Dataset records
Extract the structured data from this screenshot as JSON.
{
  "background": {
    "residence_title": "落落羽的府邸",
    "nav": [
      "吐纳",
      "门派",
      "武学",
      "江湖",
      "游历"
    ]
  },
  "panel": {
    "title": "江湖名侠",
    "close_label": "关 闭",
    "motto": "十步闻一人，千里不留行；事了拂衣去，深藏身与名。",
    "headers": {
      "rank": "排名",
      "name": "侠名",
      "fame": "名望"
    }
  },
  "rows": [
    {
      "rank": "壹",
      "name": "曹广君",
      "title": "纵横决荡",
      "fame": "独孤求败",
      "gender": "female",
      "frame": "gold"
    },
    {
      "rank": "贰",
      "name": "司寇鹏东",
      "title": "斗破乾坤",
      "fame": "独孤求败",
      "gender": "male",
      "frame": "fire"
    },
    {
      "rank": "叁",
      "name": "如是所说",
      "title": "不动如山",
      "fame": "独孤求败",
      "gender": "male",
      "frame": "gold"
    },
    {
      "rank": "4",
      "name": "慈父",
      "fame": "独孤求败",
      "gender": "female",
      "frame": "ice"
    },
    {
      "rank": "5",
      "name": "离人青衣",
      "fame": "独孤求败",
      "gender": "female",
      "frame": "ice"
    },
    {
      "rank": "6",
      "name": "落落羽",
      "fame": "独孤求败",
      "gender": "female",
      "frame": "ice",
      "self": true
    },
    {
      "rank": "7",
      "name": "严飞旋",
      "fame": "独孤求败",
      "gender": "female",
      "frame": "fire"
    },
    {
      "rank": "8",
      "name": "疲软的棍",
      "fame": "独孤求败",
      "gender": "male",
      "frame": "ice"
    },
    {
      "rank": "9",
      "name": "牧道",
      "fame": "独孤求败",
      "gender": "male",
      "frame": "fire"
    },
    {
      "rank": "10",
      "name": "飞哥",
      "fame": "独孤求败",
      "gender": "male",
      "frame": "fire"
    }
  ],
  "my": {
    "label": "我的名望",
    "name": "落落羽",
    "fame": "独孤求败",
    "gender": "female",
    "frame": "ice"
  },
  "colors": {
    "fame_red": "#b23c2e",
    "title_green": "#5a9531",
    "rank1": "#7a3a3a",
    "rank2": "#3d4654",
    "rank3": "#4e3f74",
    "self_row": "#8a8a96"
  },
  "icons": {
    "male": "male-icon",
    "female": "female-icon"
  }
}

◆ THE PROBLEM
Write the entries again, exactly as they stand.

◆ WRITTEN ANSWER
Extract the structured data from this screenshot as JSON.
{
  "background": {
    "residence_title": "落落羽的府邸",
    "nav": [
      "吐纳",
      "门派",
      "武学",
      "江湖",
      "游历"
    ]
  },
  "panel": {
    "title": "江湖名侠",
    "close_label": "关 闭",
    "motto": "十步闻一人，千里不留行；事了拂衣去，深藏身与名。",
    "headers": {
      "rank": "排名",
      "name": "侠名",
      "fame": "名望"
    }
  },
  "rows": [
    {
      "rank": "壹",
      "name": "曹广君",
      "title": "纵横决荡",
      "fame": "独孤求败",
      "gender": "female",
      "frame": "gold"
    },
    {
      "rank": "贰",
      "name": "司寇鹏东",
      "title": "斗破乾坤",
      "fame": "独孤求败",
      "gender": "male",
      "frame": "fire"
    },
    {
      "rank": "叁",
      "name": "如是所说",
      "title": "不动如山",
      "fame": "独孤求败",
      "gender": "male",
      "frame": "gold"
    },
    {
      "rank": "4",
      "name": "慈父",
      "fame": "独孤求败",
      "gender": "female",
      "frame": "ice"
    },
    {
      "rank": "5",
      "name": "离人青衣",
      "fame": "独孤求败",
      "gender": "female",
      "frame": "ice"
    },
    {
      "rank": "6",
      "name": "落落羽",
      "fame": "独孤求败",
      "gender": "female",
      "frame": "ice",
      "self": true
    },
    {
      "rank": "7",
      "name": "严飞旋",
      "fame": "独孤求败",
      "gender": "female",
      "frame": "fire"
    },
    {
      "rank": "8",
      "name": "疲软的棍",
      "fame": "独孤求败",
      "gender": "male",
      "frame": "ice"
    },
    {
      "rank": "9",
      "name": "牧道",
      "fame": "独孤求败",
      "gender": "male",
      "frame": "fire"
    },
    {
      "rank": "10",
      "name": "飞哥",
      "fame": "独孤求败",
      "gender": "male",
      "frame": "fire"
    }
  ],
  "my": {
    "label": "我的名望",
    "name": "落落羽",
    "fame": "独孤求败",
    "gender": "female",
    "frame": "ice"
  },
  "colors": {
    "fame_red": "#b23c2e",
    "title_green": "#5a9531",
    "rank1": "#7a3a3a",
    "rank2": "#3d4654",
    "rank3": "#4e3f74",
    "self_row": "#8a8a96"
  },
  "icons": {
    "male": "male-icon",
    "female": "female-icon"
  }
}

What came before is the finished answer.